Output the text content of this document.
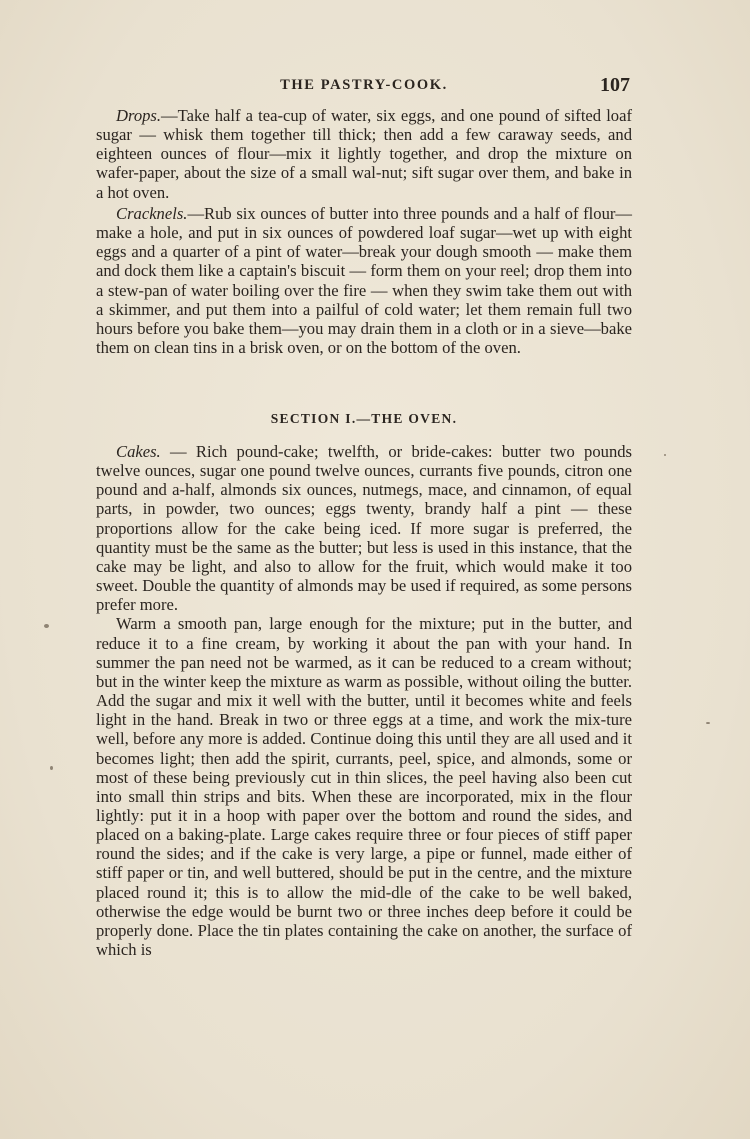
THE PASTRY-COOK.	107

Drops.—Take half a tea-cup of water, six eggs, and one pound of sifted loaf sugar — whisk them together till thick; then add a few caraway seeds, and eighteen ounces of flour—mix it lightly together, and drop the mixture on wafer-paper, about the size of a small wal-nut; sift sugar over them, and bake in a hot oven.

Cracknels.—Rub six ounces of butter into three pounds and a half of flour—make a hole, and put in six ounces of powdered loaf sugar—wet up with eight eggs and a quarter of a pint of water—break your dough smooth — make them and dock them like a captain's biscuit — form them on your reel; drop them into a stew-pan of water boiling over the fire — when they swim take them out with a skimmer, and put them into a pailful of cold water; let them remain full two hours before you bake them—you may drain them in a cloth or in a sieve—bake them on clean tins in a brisk oven, or on the bottom of the oven.

SECTION I.—THE OVEN.

Cakes. — Rich pound-cake; twelfth, or bride-cakes: butter two pounds twelve ounces, sugar one pound twelve ounces, currants five pounds, citron one pound and a-half, almonds six ounces, nutmegs, mace, and cinnamon, of equal parts, in powder, two ounces; eggs twenty, brandy half a pint — these proportions allow for the cake being iced. If more sugar is preferred, the quantity must be the same as the butter; but less is used in this instance, that the cake may be light, and also to allow for the fruit, which would make it too sweet. Double the quantity of almonds may be used if required, as some persons prefer more.

Warm a smooth pan, large enough for the mixture; put in the butter, and reduce it to a fine cream, by working it about the pan with your hand. In summer the pan need not be warmed, as it can be reduced to a cream without; but in the winter keep the mixture as warm as possible, without oiling the butter. Add the sugar and mix it well with the butter, until it becomes white and feels light in the hand. Break in two or three eggs at a time, and work the mix-ture well, before any more is added. Continue doing this until they are all used and it becomes light; then add the spirit, currants, peel, spice, and almonds, some or most of these being previously cut in thin slices, the peel having also been cut into small thin strips and bits. When these are incorporated, mix in the flour lightly: put it in a hoop with paper over the bottom and round the sides, and placed on a baking-plate. Large cakes require three or four pieces of stiff paper round the sides; and if the cake is very large, a pipe or funnel, made either of stiff paper or tin, and well buttered, should be put in the centre, and the mixture placed round it; this is to allow the mid-dle of the cake to be well baked, otherwise the edge would be burnt two or three inches deep before it could be properly done. Place the tin plates containing the cake on another, the surface of which is
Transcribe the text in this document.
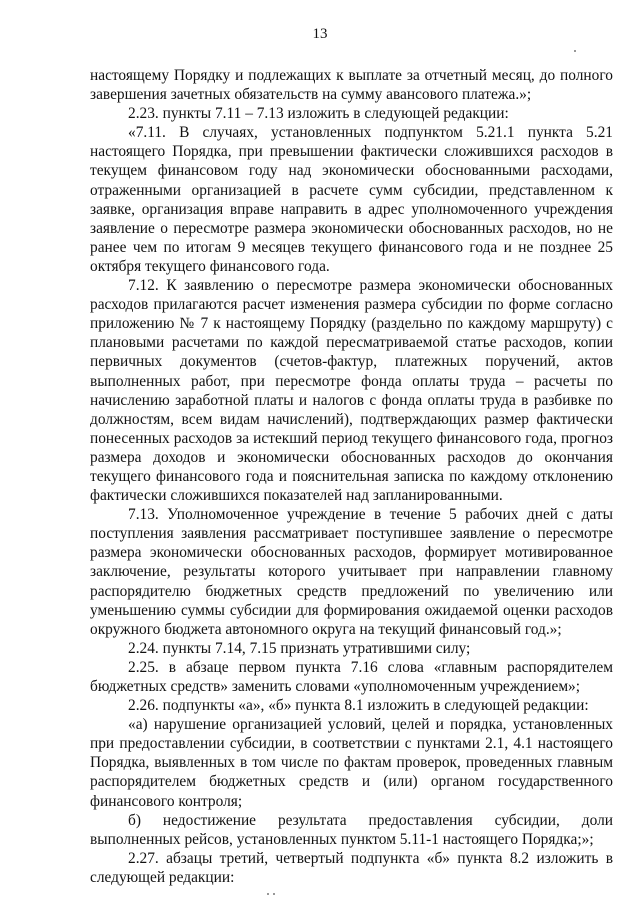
13

настоящему Порядку и подлежащих к выплате за отчетный месяц, до полного завершения зачетных обязательств на сумму авансового платежа.»;

2.23. пункты 7.11 – 7.13 изложить в следующей редакции:

«7.11. В случаях, установленных подпунктом 5.21.1 пункта 5.21 настоящего Порядка, при превышении фактически сложившихся расходов в текущем финансовом году над экономически обоснованными расходами, отраженными организацией в расчете сумм субсидии, представленном к заявке, организация вправе направить в адрес уполномоченного учреждения заявление о пересмотре размера экономически обоснованных расходов, но не ранее чем по итогам 9 месяцев текущего финансового года и не позднее 25 октября текущего финансового года.

7.12. К заявлению о пересмотре размера экономически обоснованных расходов прилагаются расчет изменения размера субсидии по форме согласно приложению № 7 к настоящему Порядку (раздельно по каждому маршруту) с плановыми расчетами по каждой пересматриваемой статье расходов, копии первичных документов (счетов-фактур, платежных поручений, актов выполненных работ, при пересмотре фонда оплаты труда – расчеты по начислению заработной платы и налогов с фонда оплаты труда в разбивке по должностям, всем видам начислений), подтверждающих размер фактически понесенных расходов за истекший период текущего финансового года, прогноз размера доходов и экономически обоснованных расходов до окончания текущего финансового года и пояснительная записка по каждому отклонению фактически сложившихся показателей над запланированными.

7.13. Уполномоченное учреждение в течение 5 рабочих дней с даты поступления заявления рассматривает поступившее заявление о пересмотре размера экономически обоснованных расходов, формирует мотивированное заключение, результаты которого учитывает при направлении главному распорядителю бюджетных средств предложений по увеличению или уменьшению суммы субсидии для формирования ожидаемой оценки расходов окружного бюджета автономного округа на текущий финансовый год.»;

2.24. пункты 7.14, 7.15 признать утратившими силу;

2.25. в абзаце первом пункта 7.16 слова «главным распорядителем бюджетных средств» заменить словами «уполномоченным учреждением»;

2.26. подпункты «а», «б» пункта 8.1 изложить в следующей редакции:

«а) нарушение организацией условий, целей и порядка, установленных при предоставлении субсидии, в соответствии с пунктами 2.1, 4.1 настоящего Порядка, выявленных в том числе по фактам проверок, проведенных главным распорядителем бюджетных средств и (или) органом государственного финансового контроля;

б) недостижение результата предоставления субсидии, доли выполненных рейсов, установленных пунктом 5.11-1 настоящего Порядка;»;

2.27. абзацы третий, четвертый подпункта «б» пункта 8.2 изложить в следующей редакции:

DIRECTIVE – Print the entries above exactly, taking out only the pictures.

THE OUTPUT –
Output the text content of this document.
THE PASTRY-COOK.	107

Drops.—Take half a tea-cup of water, six eggs, and one pound of sifted loaf sugar — whisk them together till thick; then add a few caraway seeds, and eighteen ounces of flour—mix it lightly together, and drop the mixture on wafer-paper, about the size of a small wal-nut; sift sugar over them, and bake in a hot oven.

Cracknels.—Rub six ounces of butter into three pounds and a half of flour—make a hole, and put in six ounces of powdered loaf sugar—wet up with eight eggs and a quarter of a pint of water—break your dough smooth — make them and dock them like a captain's biscuit — form them on your reel; drop them into a stew-pan of water boiling over the fire — when they swim take them out with a skimmer, and put them into a pailful of cold water; let them remain full two hours before you bake them—you may drain them in a cloth or in a sieve—bake them on clean tins in a brisk oven, or on the bottom of the oven.

SECTION I.—THE OVEN.

Cakes. — Rich pound-cake; twelfth, or bride-cakes: butter two pounds twelve ounces, sugar one pound twelve ounces, currants five pounds, citron one pound and a-half, almonds six ounces, nutmegs, mace, and cinnamon, of equal parts, in powder, two ounces; eggs twenty, brandy half a pint — these proportions allow for the cake being iced. If more sugar is preferred, the quantity must be the same as the butter; but less is used in this instance, that the cake may be light, and also to allow for the fruit, which would make it too sweet. Double the quantity of almonds may be used if required, as some persons prefer more.

Warm a smooth pan, large enough for the mixture; put in the butter, and reduce it to a fine cream, by working it about the pan with your hand. In summer the pan need not be warmed, as it can be reduced to a cream without; but in the winter keep the mixture as warm as possible, without oiling the butter. Add the sugar and mix it well with the butter, until it becomes white and feels light in the hand. Break in two or three eggs at a time, and work the mix-ture well, before any more is added. Continue doing this until they are all used and it becomes light; then add the spirit, currants, peel, spice, and almonds, some or most of these being previously cut in thin slices, the peel having also been cut into small thin strips and bits. When these are incorporated, mix in the flour lightly: put it in a hoop with paper over the bottom and round the sides, and placed on a baking-plate. Large cakes require three or four pieces of stiff paper round the sides; and if the cake is very large, a pipe or funnel, made either of stiff paper or tin, and well buttered, should be put in the centre, and the mixture placed round it; this is to allow the mid-dle of the cake to be well baked, otherwise the edge would be burnt two or three inches deep before it could be properly done. Place the tin plates containing the cake on another, the surface of which is
Transcribe the text in this document.
13

настоящему Порядку и подлежащих к выплате за отчетный месяц, до полного завершения зачетных обязательств на сумму авансового платежа.»;

2.23. пункты 7.11 – 7.13 изложить в следующей редакции:

«7.11. В случаях, установленных подпунктом 5.21.1 пункта 5.21 настоящего Порядка, при превышении фактически сложившихся расходов в текущем финансовом году над экономически обоснованными расходами, отраженными организацией в расчете сумм субсидии, представленном к заявке, организация вправе направить в адрес уполномоченного учреждения заявление о пересмотре размера экономически обоснованных расходов, но не ранее чем по итогам 9 месяцев текущего финансового года и не позднее 25 октября текущего финансового года.

7.12. К заявлению о пересмотре размера экономически обоснованных расходов прилагаются расчет изменения размера субсидии по форме согласно приложению № 7 к настоящему Порядку (раздельно по каждому маршруту) с плановыми расчетами по каждой пересматриваемой статье расходов, копии первичных документов (счетов-фактур, платежных поручений, актов выполненных работ, при пересмотре фонда оплаты труда – расчеты по начислению заработной платы и налогов с фонда оплаты труда в разбивке по должностям, всем видам начислений), подтверждающих размер фактически понесенных расходов за истекший период текущего финансового года, прогноз размера доходов и экономически обоснованных расходов до окончания текущего финансового года и пояснительная записка по каждому отклонению фактически сложившихся показателей над запланированными.

7.13. Уполномоченное учреждение в течение 5 рабочих дней с даты поступления заявления рассматривает поступившее заявление о пересмотре размера экономически обоснованных расходов, формирует мотивированное заключение, результаты которого учитывает при направлении главному распорядителю бюджетных средств предложений по увеличению или уменьшению суммы субсидии для формирования ожидаемой оценки расходов окружного бюджета автономного округа на текущий финансовый год.»;

2.24. пункты 7.14, 7.15 признать утратившими силу;

2.25. в абзаце первом пункта 7.16 слова «главным распорядителем бюджетных средств» заменить словами «уполномоченным учреждением»;

2.26. подпункты «а», «б» пункта 8.1 изложить в следующей редакции:

«а) нарушение организацией условий, целей и порядка, установленных при предоставлении субсидии, в соответствии с пунктами 2.1, 4.1 настоящего Порядка, выявленных в том числе по фактам проверок, проведенных главным распорядителем бюджетных средств и (или) органом государственного финансового контроля;

б) недостижение результата предоставления субсидии, доли выполненных рейсов, установленных пунктом 5.11-1 настоящего Порядка;»;

2.27. абзацы третий, четвертый подпункта «б» пункта 8.2 изложить в следующей редакции:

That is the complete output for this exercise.